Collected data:
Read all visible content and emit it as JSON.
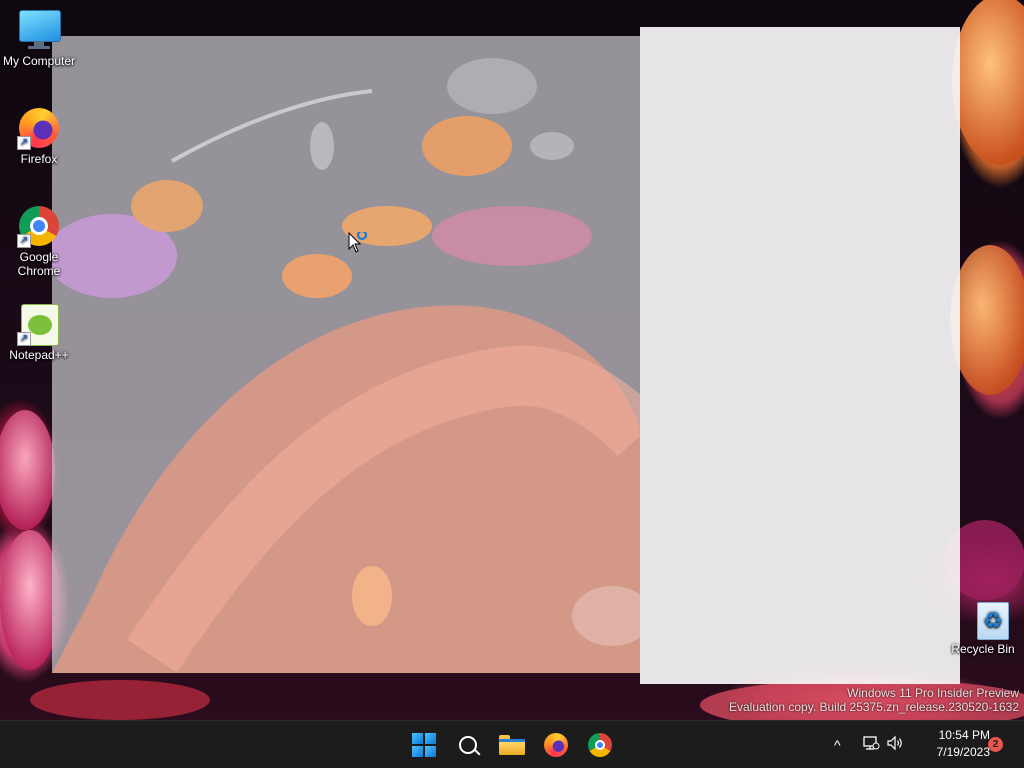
{
  "desktop": {
    "icons": [
      {
        "label": "My Computer",
        "icon": "computer-icon"
      },
      {
        "label": "Firefox",
        "icon": "firefox-icon"
      },
      {
        "label": "Google Chrome",
        "icon": "chrome-icon"
      },
      {
        "label": "Notepad++",
        "icon": "notepadpp-icon"
      },
      {
        "label": "Recycle Bin",
        "icon": "recycle-bin-icon"
      }
    ],
    "watermark": {
      "line1": "Windows 11 Pro Insider Preview",
      "line2": "Evaluation copy. Build 25375.zn_release.230520-1632"
    }
  },
  "taskbar": {
    "pinned": [
      {
        "name": "Start",
        "icon": "windows-start-icon"
      },
      {
        "name": "Search",
        "icon": "search-icon"
      },
      {
        "name": "File Explorer",
        "icon": "folder-icon"
      },
      {
        "name": "Firefox",
        "icon": "firefox-icon"
      },
      {
        "name": "Google Chrome",
        "icon": "chrome-icon"
      }
    ],
    "tray": {
      "chevron": "^",
      "time": "10:54 PM",
      "date": "7/19/2023",
      "notification_count": "2"
    }
  },
  "colors": {
    "taskbar_bg": "#1c1c1c",
    "accent": "#0a78d4",
    "badge": "#e8574c"
  }
}
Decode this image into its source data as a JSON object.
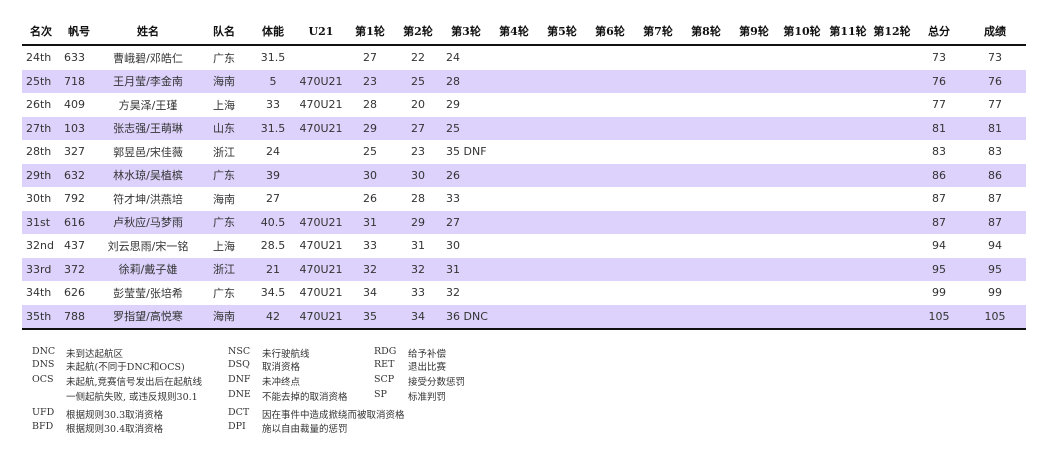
{
  "table": {
    "headers": [
      "名次",
      "帆号",
      "姓名",
      "队名",
      "体能",
      "U21",
      "第1轮",
      "第2轮",
      "第3轮",
      "第4轮",
      "第5轮",
      "第6轮",
      "第7轮",
      "第8轮",
      "第9轮",
      "第10轮",
      "第11轮",
      "第12轮",
      "总分",
      "成绩"
    ],
    "rows": [
      [
        "24th",
        "633",
        "曹峨碧/邓皓仁",
        "广东",
        "31.5",
        "",
        "27",
        "22",
        "24",
        "",
        "",
        "",
        "",
        "",
        "",
        "",
        "",
        "",
        "73",
        "73"
      ],
      [
        "25th",
        "718",
        "王月莹/李金南",
        "海南",
        "5",
        "470U21",
        "23",
        "25",
        "28",
        "",
        "",
        "",
        "",
        "",
        "",
        "",
        "",
        "",
        "76",
        "76"
      ],
      [
        "26th",
        "409",
        "方昊泽/王瑾",
        "上海",
        "33",
        "470U21",
        "28",
        "20",
        "29",
        "",
        "",
        "",
        "",
        "",
        "",
        "",
        "",
        "",
        "77",
        "77"
      ],
      [
        "27th",
        "103",
        "张志强/王萌琳",
        "山东",
        "31.5",
        "470U21",
        "29",
        "27",
        "25",
        "",
        "",
        "",
        "",
        "",
        "",
        "",
        "",
        "",
        "81",
        "81"
      ],
      [
        "28th",
        "327",
        "郭昱邑/宋佳薇",
        "浙江",
        "24",
        "",
        "25",
        "23",
        "35 DNF",
        "",
        "",
        "",
        "",
        "",
        "",
        "",
        "",
        "",
        "83",
        "83"
      ],
      [
        "29th",
        "632",
        "林水琼/吴植槟",
        "广东",
        "39",
        "",
        "30",
        "30",
        "26",
        "",
        "",
        "",
        "",
        "",
        "",
        "",
        "",
        "",
        "86",
        "86"
      ],
      [
        "30th",
        "792",
        "符才坤/洪燕培",
        "海南",
        "27",
        "",
        "26",
        "28",
        "33",
        "",
        "",
        "",
        "",
        "",
        "",
        "",
        "",
        "",
        "87",
        "87"
      ],
      [
        "31st",
        "616",
        "卢秋应/马梦雨",
        "广东",
        "40.5",
        "470U21",
        "31",
        "29",
        "27",
        "",
        "",
        "",
        "",
        "",
        "",
        "",
        "",
        "",
        "87",
        "87"
      ],
      [
        "32nd",
        "437",
        "刘云思雨/宋一铭",
        "上海",
        "28.5",
        "470U21",
        "33",
        "31",
        "30",
        "",
        "",
        "",
        "",
        "",
        "",
        "",
        "",
        "",
        "94",
        "94"
      ],
      [
        "33rd",
        "372",
        "徐莉/戴子雄",
        "浙江",
        "21",
        "470U21",
        "32",
        "32",
        "31",
        "",
        "",
        "",
        "",
        "",
        "",
        "",
        "",
        "",
        "95",
        "95"
      ],
      [
        "34th",
        "626",
        "彭莹莹/张培希",
        "广东",
        "34.5",
        "470U21",
        "34",
        "33",
        "32",
        "",
        "",
        "",
        "",
        "",
        "",
        "",
        "",
        "",
        "99",
        "99"
      ],
      [
        "35th",
        "788",
        "罗指望/高悦寒",
        "海南",
        "42",
        "470U21",
        "35",
        "34",
        "36 DNC",
        "",
        "",
        "",
        "",
        "",
        "",
        "",
        "",
        "",
        "105",
        "105"
      ]
    ]
  },
  "legend": {
    "col1": [
      {
        "code": "DNC",
        "desc": "未到达起航区"
      },
      {
        "code": "DNS",
        "desc": "未起航(不同于DNC和OCS)"
      },
      {
        "code": "OCS",
        "desc": "未起航,竞赛信号发出后在起航线"
      },
      {
        "code": "",
        "desc": "一侧起航失败, 或违反规则30.1"
      },
      {
        "code": "UFD",
        "desc": "根据规则30.3取消资格"
      },
      {
        "code": "BFD",
        "desc": "根据规则30.4取消资格"
      }
    ],
    "col2": [
      {
        "code": "NSC",
        "desc": "未行驶航线"
      },
      {
        "code": "DSQ",
        "desc": "取消资格"
      },
      {
        "code": "DNF",
        "desc": "未冲终点"
      },
      {
        "code": "DNE",
        "desc": "不能去掉的取消资格"
      },
      {
        "code": "DCT",
        "desc": "因在事件中造成掀绕而被取消资格"
      },
      {
        "code": "DPI",
        "desc": "施以自由裁量的惩罚"
      }
    ],
    "col3": [
      {
        "code": "RDG",
        "desc": "给予补偿"
      },
      {
        "code": "RET",
        "desc": "退出比赛"
      },
      {
        "code": "SCP",
        "desc": "接受分数惩罚"
      },
      {
        "code": "SP",
        "desc": "标准判罚"
      }
    ]
  }
}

-- Instruction --
Write out the whole listing exactly, and drop the pictures.

-- Answer to this task --
Read all visible content and emit it as JSON.
{
  "desktop": {
    "icons": [
      {
        "label": "My Computer",
        "icon": "computer-icon"
      },
      {
        "label": "Firefox",
        "icon": "firefox-icon"
      },
      {
        "label": "Google Chrome",
        "icon": "chrome-icon"
      },
      {
        "label": "Notepad++",
        "icon": "notepadpp-icon"
      },
      {
        "label": "Recycle Bin",
        "icon": "recycle-bin-icon"
      }
    ],
    "watermark": {
      "line1": "Windows 11 Pro Insider Preview",
      "line2": "Evaluation copy. Build 25375.zn_release.230520-1632"
    }
  },
  "taskbar": {
    "pinned": [
      {
        "name": "Start",
        "icon": "windows-start-icon"
      },
      {
        "name": "Search",
        "icon": "search-icon"
      },
      {
        "name": "File Explorer",
        "icon": "folder-icon"
      },
      {
        "name": "Firefox",
        "icon": "firefox-icon"
      },
      {
        "name": "Google Chrome",
        "icon": "chrome-icon"
      }
    ],
    "tray": {
      "chevron": "^",
      "time": "10:54 PM",
      "date": "7/19/2023",
      "notification_count": "2"
    }
  },
  "colors": {
    "taskbar_bg": "#1c1c1c",
    "accent": "#0a78d4",
    "badge": "#e8574c"
  }
}
Decode this image into its source data as a JSON object.
{
  "table": {
    "headers": [
      "名次",
      "帆号",
      "姓名",
      "队名",
      "体能",
      "U21",
      "第1轮",
      "第2轮",
      "第3轮",
      "第4轮",
      "第5轮",
      "第6轮",
      "第7轮",
      "第8轮",
      "第9轮",
      "第10轮",
      "第11轮",
      "第12轮",
      "总分",
      "成绩"
    ],
    "rows": [
      [
        "24th",
        "633",
        "曹峨碧/邓皓仁",
        "广东",
        "31.5",
        "",
        "27",
        "22",
        "24",
        "",
        "",
        "",
        "",
        "",
        "",
        "",
        "",
        "",
        "73",
        "73"
      ],
      [
        "25th",
        "718",
        "王月莹/李金南",
        "海南",
        "5",
        "470U21",
        "23",
        "25",
        "28",
        "",
        "",
        "",
        "",
        "",
        "",
        "",
        "",
        "",
        "76",
        "76"
      ],
      [
        "26th",
        "409",
        "方昊泽/王瑾",
        "上海",
        "33",
        "470U21",
        "28",
        "20",
        "29",
        "",
        "",
        "",
        "",
        "",
        "",
        "",
        "",
        "",
        "77",
        "77"
      ],
      [
        "27th",
        "103",
        "张志强/王萌琳",
        "山东",
        "31.5",
        "470U21",
        "29",
        "27",
        "25",
        "",
        "",
        "",
        "",
        "",
        "",
        "",
        "",
        "",
        "81",
        "81"
      ],
      [
        "28th",
        "327",
        "郭昱邑/宋佳薇",
        "浙江",
        "24",
        "",
        "25",
        "23",
        "35 DNF",
        "",
        "",
        "",
        "",
        "",
        "",
        "",
        "",
        "",
        "83",
        "83"
      ],
      [
        "29th",
        "632",
        "林水琼/吴植槟",
        "广东",
        "39",
        "",
        "30",
        "30",
        "26",
        "",
        "",
        "",
        "",
        "",
        "",
        "",
        "",
        "",
        "86",
        "86"
      ],
      [
        "30th",
        "792",
        "符才坤/洪燕培",
        "海南",
        "27",
        "",
        "26",
        "28",
        "33",
        "",
        "",
        "",
        "",
        "",
        "",
        "",
        "",
        "",
        "87",
        "87"
      ],
      [
        "31st",
        "616",
        "卢秋应/马梦雨",
        "广东",
        "40.5",
        "470U21",
        "31",
        "29",
        "27",
        "",
        "",
        "",
        "",
        "",
        "",
        "",
        "",
        "",
        "87",
        "87"
      ],
      [
        "32nd",
        "437",
        "刘云思雨/宋一铭",
        "上海",
        "28.5",
        "470U21",
        "33",
        "31",
        "30",
        "",
        "",
        "",
        "",
        "",
        "",
        "",
        "",
        "",
        "94",
        "94"
      ],
      [
        "33rd",
        "372",
        "徐莉/戴子雄",
        "浙江",
        "21",
        "470U21",
        "32",
        "32",
        "31",
        "",
        "",
        "",
        "",
        "",
        "",
        "",
        "",
        "",
        "95",
        "95"
      ],
      [
        "34th",
        "626",
        "彭莹莹/张培希",
        "广东",
        "34.5",
        "470U21",
        "34",
        "33",
        "32",
        "",
        "",
        "",
        "",
        "",
        "",
        "",
        "",
        "",
        "99",
        "99"
      ],
      [
        "35th",
        "788",
        "罗指望/高悦寒",
        "海南",
        "42",
        "470U21",
        "35",
        "34",
        "36 DNC",
        "",
        "",
        "",
        "",
        "",
        "",
        "",
        "",
        "",
        "105",
        "105"
      ]
    ]
  },
  "legend": {
    "col1": [
      {
        "code": "DNC",
        "desc": "未到达起航区"
      },
      {
        "code": "DNS",
        "desc": "未起航(不同于DNC和OCS)"
      },
      {
        "code": "OCS",
        "desc": "未起航,竞赛信号发出后在起航线"
      },
      {
        "code": "",
        "desc": "一侧起航失败, 或违反规则30.1"
      },
      {
        "code": "UFD",
        "desc": "根据规则30.3取消资格"
      },
      {
        "code": "BFD",
        "desc": "根据规则30.4取消资格"
      }
    ],
    "col2": [
      {
        "code": "NSC",
        "desc": "未行驶航线"
      },
      {
        "code": "DSQ",
        "desc": "取消资格"
      },
      {
        "code": "DNF",
        "desc": "未冲终点"
      },
      {
        "code": "DNE",
        "desc": "不能去掉的取消资格"
      },
      {
        "code": "DCT",
        "desc": "因在事件中造成掀绕而被取消资格"
      },
      {
        "code": "DPI",
        "desc": "施以自由裁量的惩罚"
      }
    ],
    "col3": [
      {
        "code": "RDG",
        "desc": "给予补偿"
      },
      {
        "code": "RET",
        "desc": "退出比赛"
      },
      {
        "code": "SCP",
        "desc": "接受分数惩罚"
      },
      {
        "code": "SP",
        "desc": "标准判罚"
      }
    ]
  }
}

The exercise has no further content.